YOUR TASK - Would it be possible to write out each entry below exactly, without the pictures?

MATERIAL PROVIDED -
++++
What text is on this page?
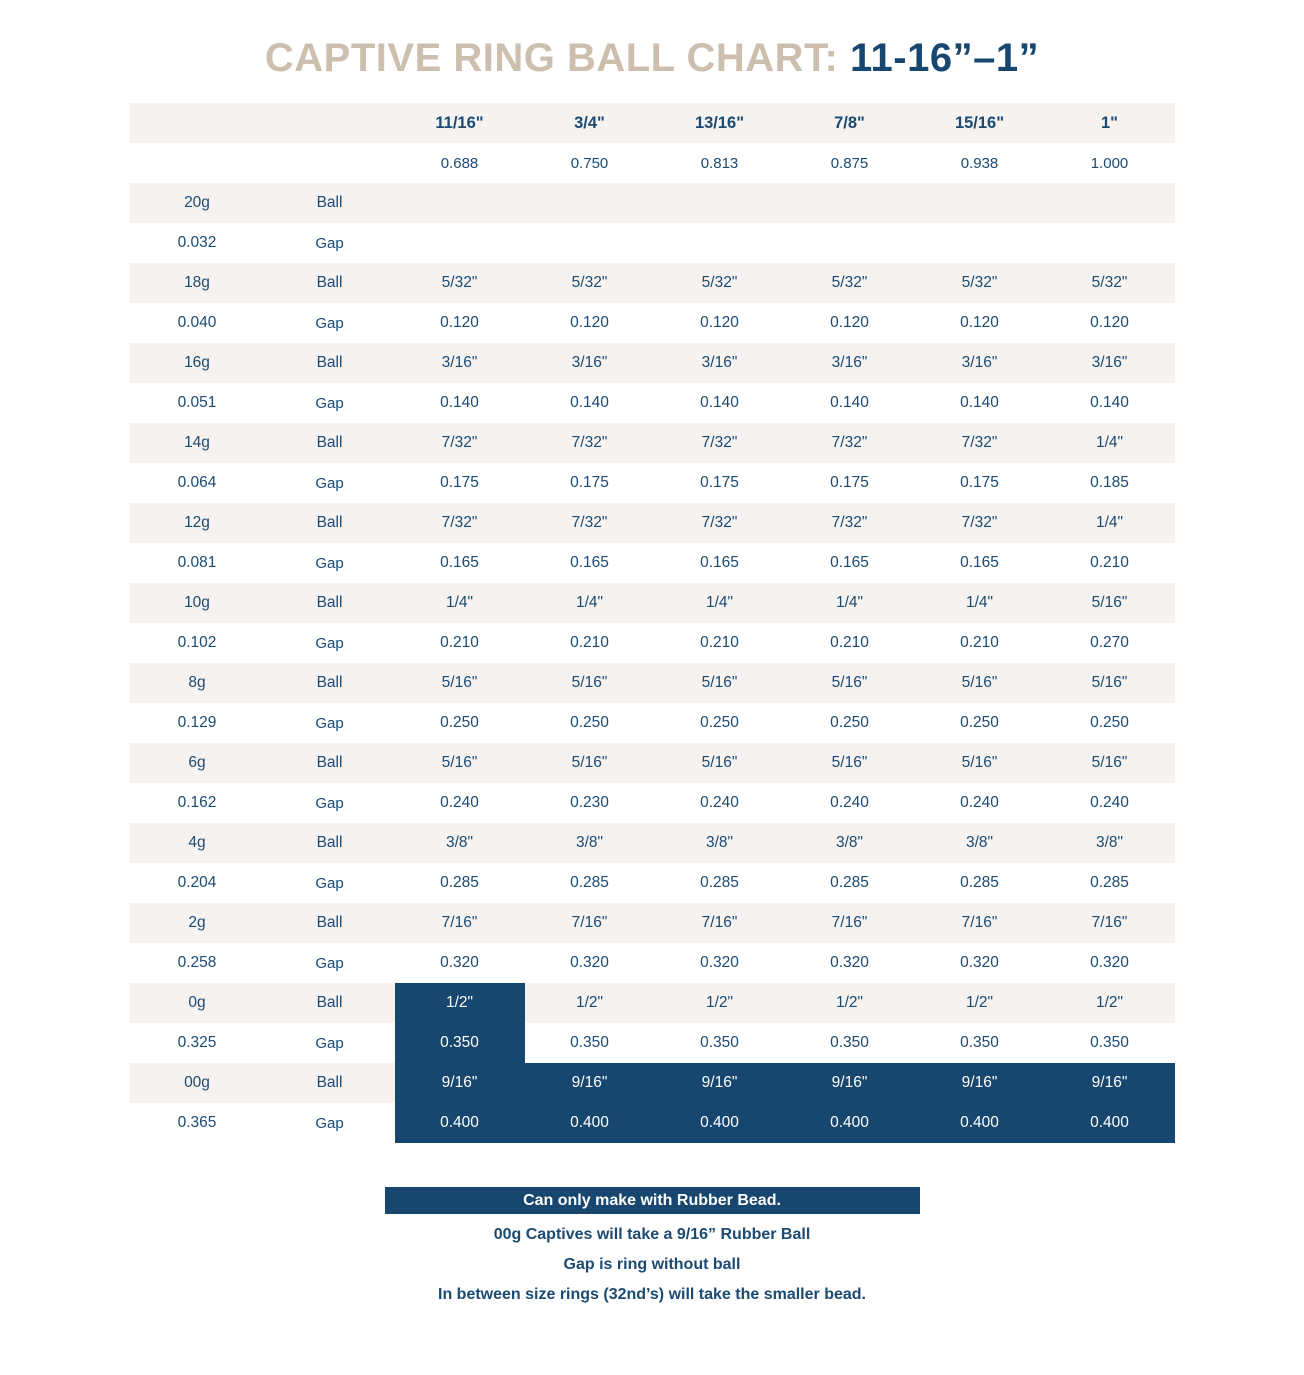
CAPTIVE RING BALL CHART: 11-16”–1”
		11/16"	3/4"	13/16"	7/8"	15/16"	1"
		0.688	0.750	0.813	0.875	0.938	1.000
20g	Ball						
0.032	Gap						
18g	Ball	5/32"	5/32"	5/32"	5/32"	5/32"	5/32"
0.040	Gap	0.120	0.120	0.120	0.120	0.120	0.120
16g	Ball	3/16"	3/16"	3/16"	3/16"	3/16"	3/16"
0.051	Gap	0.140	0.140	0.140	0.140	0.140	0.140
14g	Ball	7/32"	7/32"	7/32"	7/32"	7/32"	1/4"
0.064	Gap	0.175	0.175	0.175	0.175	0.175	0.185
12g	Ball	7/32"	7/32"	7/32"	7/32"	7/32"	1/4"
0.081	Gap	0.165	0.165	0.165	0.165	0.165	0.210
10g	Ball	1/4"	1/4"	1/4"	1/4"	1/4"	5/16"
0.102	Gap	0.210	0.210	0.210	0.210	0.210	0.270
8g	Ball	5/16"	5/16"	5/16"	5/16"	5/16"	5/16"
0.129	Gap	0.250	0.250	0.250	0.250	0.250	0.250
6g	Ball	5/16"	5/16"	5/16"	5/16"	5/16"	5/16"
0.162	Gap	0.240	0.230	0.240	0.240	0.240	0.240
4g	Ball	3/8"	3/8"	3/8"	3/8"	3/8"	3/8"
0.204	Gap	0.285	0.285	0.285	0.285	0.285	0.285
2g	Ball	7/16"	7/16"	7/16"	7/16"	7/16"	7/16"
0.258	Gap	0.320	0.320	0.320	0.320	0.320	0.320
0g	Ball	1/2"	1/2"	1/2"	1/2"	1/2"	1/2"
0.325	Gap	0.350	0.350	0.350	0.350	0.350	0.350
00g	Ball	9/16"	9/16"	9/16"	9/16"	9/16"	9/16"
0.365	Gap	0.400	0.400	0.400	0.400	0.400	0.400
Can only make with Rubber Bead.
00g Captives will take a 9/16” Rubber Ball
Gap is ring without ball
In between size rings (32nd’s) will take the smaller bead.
++++
TASK RESULT -
What text is on this page?
CAPTIVE RING BALL CHART: 11-16”–1”
		11/16"	3/4"	13/16"	7/8"	15/16"	1"
		0.688	0.750	0.813	0.875	0.938	1.000
20g	Ball						
0.032	Gap						
18g	Ball	5/32"	5/32"	5/32"	5/32"	5/32"	5/32"
0.040	Gap	0.120	0.120	0.120	0.120	0.120	0.120
16g	Ball	3/16"	3/16"	3/16"	3/16"	3/16"	3/16"
0.051	Gap	0.140	0.140	0.140	0.140	0.140	0.140
14g	Ball	7/32"	7/32"	7/32"	7/32"	7/32"	1/4"
0.064	Gap	0.175	0.175	0.175	0.175	0.175	0.185
12g	Ball	7/32"	7/32"	7/32"	7/32"	7/32"	1/4"
0.081	Gap	0.165	0.165	0.165	0.165	0.165	0.210
10g	Ball	1/4"	1/4"	1/4"	1/4"	1/4"	5/16"
0.102	Gap	0.210	0.210	0.210	0.210	0.210	0.270
8g	Ball	5/16"	5/16"	5/16"	5/16"	5/16"	5/16"
0.129	Gap	0.250	0.250	0.250	0.250	0.250	0.250
6g	Ball	5/16"	5/16"	5/16"	5/16"	5/16"	5/16"
0.162	Gap	0.240	0.230	0.240	0.240	0.240	0.240
4g	Ball	3/8"	3/8"	3/8"	3/8"	3/8"	3/8"
0.204	Gap	0.285	0.285	0.285	0.285	0.285	0.285
2g	Ball	7/16"	7/16"	7/16"	7/16"	7/16"	7/16"
0.258	Gap	0.320	0.320	0.320	0.320	0.320	0.320
0g	Ball	1/2"	1/2"	1/2"	1/2"	1/2"	1/2"
0.325	Gap	0.350	0.350	0.350	0.350	0.350	0.350
00g	Ball	9/16"	9/16"	9/16"	9/16"	9/16"	9/16"
0.365	Gap	0.400	0.400	0.400	0.400	0.400	0.400
Can only make with Rubber Bead.
00g Captives will take a 9/16” Rubber Ball
Gap is ring without ball
In between size rings (32nd’s) will take the smaller bead.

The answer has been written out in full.